■ WHAT TO DO ■
Among the entries below, find the lines with "площадка" and copy them.
[BEGIN DATA TO PROCESS]
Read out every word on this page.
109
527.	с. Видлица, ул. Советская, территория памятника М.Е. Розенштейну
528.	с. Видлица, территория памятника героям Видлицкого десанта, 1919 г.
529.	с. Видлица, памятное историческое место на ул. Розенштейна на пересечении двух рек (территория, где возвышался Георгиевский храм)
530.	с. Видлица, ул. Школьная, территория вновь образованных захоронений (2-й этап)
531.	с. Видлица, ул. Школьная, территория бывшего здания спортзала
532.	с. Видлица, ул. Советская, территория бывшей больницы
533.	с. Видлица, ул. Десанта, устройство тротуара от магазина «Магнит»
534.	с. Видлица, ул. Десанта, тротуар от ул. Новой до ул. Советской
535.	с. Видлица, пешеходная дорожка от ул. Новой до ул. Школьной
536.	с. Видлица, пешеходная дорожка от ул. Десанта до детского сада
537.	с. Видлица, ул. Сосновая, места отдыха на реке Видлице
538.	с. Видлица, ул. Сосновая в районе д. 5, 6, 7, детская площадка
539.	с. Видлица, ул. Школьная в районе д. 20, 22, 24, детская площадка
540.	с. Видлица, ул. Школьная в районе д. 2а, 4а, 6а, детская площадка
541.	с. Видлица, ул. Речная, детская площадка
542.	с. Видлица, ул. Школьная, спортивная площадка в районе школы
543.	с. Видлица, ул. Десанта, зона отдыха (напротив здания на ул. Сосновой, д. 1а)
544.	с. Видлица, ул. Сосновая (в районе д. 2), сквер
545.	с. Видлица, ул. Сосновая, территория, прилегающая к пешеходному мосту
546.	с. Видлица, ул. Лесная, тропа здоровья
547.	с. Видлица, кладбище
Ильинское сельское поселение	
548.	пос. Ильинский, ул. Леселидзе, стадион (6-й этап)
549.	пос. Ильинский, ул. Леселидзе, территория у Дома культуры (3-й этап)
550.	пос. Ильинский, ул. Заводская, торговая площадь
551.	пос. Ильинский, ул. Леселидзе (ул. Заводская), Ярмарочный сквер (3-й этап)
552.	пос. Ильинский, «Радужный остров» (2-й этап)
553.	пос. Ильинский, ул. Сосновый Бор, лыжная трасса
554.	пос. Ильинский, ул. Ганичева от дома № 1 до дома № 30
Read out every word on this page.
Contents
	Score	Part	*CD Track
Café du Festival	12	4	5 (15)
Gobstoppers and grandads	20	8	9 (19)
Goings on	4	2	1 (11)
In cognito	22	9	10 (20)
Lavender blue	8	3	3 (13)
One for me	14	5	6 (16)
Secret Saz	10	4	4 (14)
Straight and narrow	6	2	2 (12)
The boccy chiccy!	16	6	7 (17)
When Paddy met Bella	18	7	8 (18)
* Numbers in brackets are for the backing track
[END DATA TO PROCESS]
■ TASK RESULT ■
538.	с. Видлица, ул. Сосновая в районе д. 5, 6, 7, детская площадка
539.	с. Видлица, ул. Школьная в районе д. 20, 22, 24, детская площадка
540.	с. Видлица, ул. Школьная в районе д. 2а, 4а, 6а, детская площадка
541.	с. Видлица, ул. Речная, детская площадка
542.	с. Видлица, ул. Школьная, спортивная площадка в районе школы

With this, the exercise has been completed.